**REQUIREMENT:**
Take the records underneath and set them down exactly.

**GIVEN DATA:**
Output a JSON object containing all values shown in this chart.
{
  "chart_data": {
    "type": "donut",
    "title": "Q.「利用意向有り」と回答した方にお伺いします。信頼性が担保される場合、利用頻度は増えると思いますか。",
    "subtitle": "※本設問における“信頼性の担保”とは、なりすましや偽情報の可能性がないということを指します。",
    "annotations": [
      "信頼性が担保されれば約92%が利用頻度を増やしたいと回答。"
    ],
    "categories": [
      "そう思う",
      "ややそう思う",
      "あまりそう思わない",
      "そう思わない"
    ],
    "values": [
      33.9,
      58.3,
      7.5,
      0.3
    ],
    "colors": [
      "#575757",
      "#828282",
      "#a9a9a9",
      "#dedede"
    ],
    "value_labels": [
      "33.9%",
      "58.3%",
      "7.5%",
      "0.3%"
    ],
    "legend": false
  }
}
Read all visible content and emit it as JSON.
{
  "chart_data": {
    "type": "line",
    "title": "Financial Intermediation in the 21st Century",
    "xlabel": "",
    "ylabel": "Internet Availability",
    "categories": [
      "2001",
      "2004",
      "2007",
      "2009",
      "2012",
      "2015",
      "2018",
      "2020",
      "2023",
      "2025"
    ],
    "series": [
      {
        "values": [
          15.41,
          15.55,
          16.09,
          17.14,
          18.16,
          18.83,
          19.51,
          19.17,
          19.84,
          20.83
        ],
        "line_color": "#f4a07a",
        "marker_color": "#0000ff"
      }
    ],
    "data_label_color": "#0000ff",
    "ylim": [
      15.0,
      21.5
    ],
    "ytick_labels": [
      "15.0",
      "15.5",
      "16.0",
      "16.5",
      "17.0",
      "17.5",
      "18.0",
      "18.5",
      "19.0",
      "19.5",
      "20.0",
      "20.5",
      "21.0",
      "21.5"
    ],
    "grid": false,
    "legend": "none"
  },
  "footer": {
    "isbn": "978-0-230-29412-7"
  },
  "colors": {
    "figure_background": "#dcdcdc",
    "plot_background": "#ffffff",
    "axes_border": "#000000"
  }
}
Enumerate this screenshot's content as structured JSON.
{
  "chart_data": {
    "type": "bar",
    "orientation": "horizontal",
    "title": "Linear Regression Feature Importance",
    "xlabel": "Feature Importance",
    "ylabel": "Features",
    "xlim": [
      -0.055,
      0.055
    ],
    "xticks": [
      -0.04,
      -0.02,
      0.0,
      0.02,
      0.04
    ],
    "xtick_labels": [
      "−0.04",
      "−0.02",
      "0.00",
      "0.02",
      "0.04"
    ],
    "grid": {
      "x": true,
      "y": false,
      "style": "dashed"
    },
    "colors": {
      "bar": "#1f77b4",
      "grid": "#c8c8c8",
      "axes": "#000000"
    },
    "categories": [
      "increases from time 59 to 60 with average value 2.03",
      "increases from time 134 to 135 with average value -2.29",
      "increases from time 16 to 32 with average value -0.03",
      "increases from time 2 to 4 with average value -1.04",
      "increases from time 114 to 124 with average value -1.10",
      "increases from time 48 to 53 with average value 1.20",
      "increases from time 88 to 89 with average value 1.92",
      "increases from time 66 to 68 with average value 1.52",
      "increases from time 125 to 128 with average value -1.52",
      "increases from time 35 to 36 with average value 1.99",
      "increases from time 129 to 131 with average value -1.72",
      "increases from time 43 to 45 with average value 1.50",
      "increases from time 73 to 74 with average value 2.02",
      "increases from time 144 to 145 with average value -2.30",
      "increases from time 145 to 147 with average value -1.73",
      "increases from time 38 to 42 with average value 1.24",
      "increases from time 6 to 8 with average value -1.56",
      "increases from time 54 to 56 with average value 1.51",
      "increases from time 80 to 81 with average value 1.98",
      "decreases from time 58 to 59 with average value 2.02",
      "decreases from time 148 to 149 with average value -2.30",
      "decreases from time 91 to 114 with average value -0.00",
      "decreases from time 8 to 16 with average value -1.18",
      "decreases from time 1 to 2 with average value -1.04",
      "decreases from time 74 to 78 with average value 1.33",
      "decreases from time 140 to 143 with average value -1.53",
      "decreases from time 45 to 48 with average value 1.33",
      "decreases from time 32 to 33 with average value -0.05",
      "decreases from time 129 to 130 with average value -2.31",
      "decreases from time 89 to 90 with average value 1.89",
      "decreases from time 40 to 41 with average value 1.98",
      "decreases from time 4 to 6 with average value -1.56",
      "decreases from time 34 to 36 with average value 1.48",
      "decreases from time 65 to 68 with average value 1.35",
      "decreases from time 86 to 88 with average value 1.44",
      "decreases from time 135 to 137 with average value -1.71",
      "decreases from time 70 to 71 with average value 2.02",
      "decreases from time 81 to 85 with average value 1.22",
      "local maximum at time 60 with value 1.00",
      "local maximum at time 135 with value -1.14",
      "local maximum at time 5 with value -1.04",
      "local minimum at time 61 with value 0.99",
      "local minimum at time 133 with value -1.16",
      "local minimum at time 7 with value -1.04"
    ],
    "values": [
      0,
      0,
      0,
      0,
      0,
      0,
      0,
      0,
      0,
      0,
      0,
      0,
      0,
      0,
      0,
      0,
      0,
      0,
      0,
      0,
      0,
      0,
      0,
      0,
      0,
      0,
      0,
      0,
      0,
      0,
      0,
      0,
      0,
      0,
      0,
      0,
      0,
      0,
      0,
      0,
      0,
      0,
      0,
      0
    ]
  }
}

**ANSWER TO THIS PROBLEM:**
Output a JSON object containing all values shown in this chart.
{
  "chart_data": {
    "type": "donut",
    "title": "Q.「利用意向有り」と回答した方にお伺いします。信頼性が担保される場合、利用頻度は増えると思いますか。",
    "subtitle": "※本設問における“信頼性の担保”とは、なりすましや偽情報の可能性がないということを指します。",
    "annotations": [
      "信頼性が担保されれば約92%が利用頻度を増やしたいと回答。"
    ],
    "categories": [
      "そう思う",
      "ややそう思う",
      "あまりそう思わない",
      "そう思わない"
    ],
    "values": [
      33.9,
      58.3,
      7.5,
      0.3
    ],
    "colors": [
      "#575757",
      "#828282",
      "#a9a9a9",
      "#dedede"
    ],
    "value_labels": [
      "33.9%",
      "58.3%",
      "7.5%",
      "0.3%"
    ],
    "legend": false
  }
}
Read all visible content and emit it as JSON.
{
  "chart_data": {
    "type": "line",
    "title": "Financial Intermediation in the 21st Century",
    "xlabel": "",
    "ylabel": "Internet Availability",
    "categories": [
      "2001",
      "2004",
      "2007",
      "2009",
      "2012",
      "2015",
      "2018",
      "2020",
      "2023",
      "2025"
    ],
    "series": [
      {
        "values": [
          15.41,
          15.55,
          16.09,
          17.14,
          18.16,
          18.83,
          19.51,
          19.17,
          19.84,
          20.83
        ],
        "line_color": "#f4a07a",
        "marker_color": "#0000ff"
      }
    ],
    "data_label_color": "#0000ff",
    "ylim": [
      15.0,
      21.5
    ],
    "ytick_labels": [
      "15.0",
      "15.5",
      "16.0",
      "16.5",
      "17.0",
      "17.5",
      "18.0",
      "18.5",
      "19.0",
      "19.5",
      "20.0",
      "20.5",
      "21.0",
      "21.5"
    ],
    "grid": false,
    "legend": "none"
  },
  "footer": {
    "isbn": "978-0-230-29412-7"
  },
  "colors": {
    "figure_background": "#dcdcdc",
    "plot_background": "#ffffff",
    "axes_border": "#000000"
  }
}
Enumerate this screenshot's content as structured JSON.
{
  "chart_data": {
    "type": "bar",
    "orientation": "horizontal",
    "title": "Linear Regression Feature Importance",
    "xlabel": "Feature Importance",
    "ylabel": "Features",
    "xlim": [
      -0.055,
      0.055
    ],
    "xticks": [
      -0.04,
      -0.02,
      0.0,
      0.02,
      0.04
    ],
    "xtick_labels": [
      "−0.04",
      "−0.02",
      "0.00",
      "0.02",
      "0.04"
    ],
    "grid": {
      "x": true,
      "y": false,
      "style": "dashed"
    },
    "colors": {
      "bar": "#1f77b4",
      "grid": "#c8c8c8",
      "axes": "#000000"
    },
    "categories": [
      "increases from time 59 to 60 with average value 2.03",
      "increases from time 134 to 135 with average value -2.29",
      "increases from time 16 to 32 with average value -0.03",
      "increases from time 2 to 4 with average value -1.04",
      "increases from time 114 to 124 with average value -1.10",
      "increases from time 48 to 53 with average value 1.20",
      "increases from time 88 to 89 with average value 1.92",
      "increases from time 66 to 68 with average value 1.52",
      "increases from time 125 to 128 with average value -1.52",
      "increases from time 35 to 36 with average value 1.99",
      "increases from time 129 to 131 with average value -1.72",
      "increases from time 43 to 45 with average value 1.50",
      "increases from time 73 to 74 with average value 2.02",
      "increases from time 144 to 145 with average value -2.30",
      "increases from time 145 to 147 with average value -1.73",
      "increases from time 38 to 42 with average value 1.24",
      "increases from time 6 to 8 with average value -1.56",
      "increases from time 54 to 56 with average value 1.51",
      "increases from time 80 to 81 with average value 1.98",
      "decreases from time 58 to 59 with average value 2.02",
      "decreases from time 148 to 149 with average value -2.30",
      "decreases from time 91 to 114 with average value -0.00",
      "decreases from time 8 to 16 with average value -1.18",
      "decreases from time 1 to 2 with average value -1.04",
      "decreases from time 74 to 78 with average value 1.33",
      "decreases from time 140 to 143 with average value -1.53",
      "decreases from time 45 to 48 with average value 1.33",
      "decreases from time 32 to 33 with average value -0.05",
      "decreases from time 129 to 130 with average value -2.31",
      "decreases from time 89 to 90 with average value 1.89",
      "decreases from time 40 to 41 with average value 1.98",
      "decreases from time 4 to 6 with average value -1.56",
      "decreases from time 34 to 36 with average value 1.48",
      "decreases from time 65 to 68 with average value 1.35",
      "decreases from time 86 to 88 with average value 1.44",
      "decreases from time 135 to 137 with average value -1.71",
      "decreases from time 70 to 71 with average value 2.02",
      "decreases from time 81 to 85 with average value 1.22",
      "local maximum at time 60 with value 1.00",
      "local maximum at time 135 with value -1.14",
      "local maximum at time 5 with value -1.04",
      "local minimum at time 61 with value 0.99",
      "local minimum at time 133 with value -1.16",
      "local minimum at time 7 with value -1.04"
    ],
    "values": [
      0,
      0,
      0,
      0,
      0,
      0,
      0,
      0,
      0,
      0,
      0,
      0,
      0,
      0,
      0,
      0,
      0,
      0,
      0,
      0,
      0,
      0,
      0,
      0,
      0,
      0,
      0,
      0,
      0,
      0,
      0,
      0,
      0,
      0,
      0,
      0,
      0,
      0,
      0,
      0,
      0,
      0,
      0,
      0
    ]
  }
}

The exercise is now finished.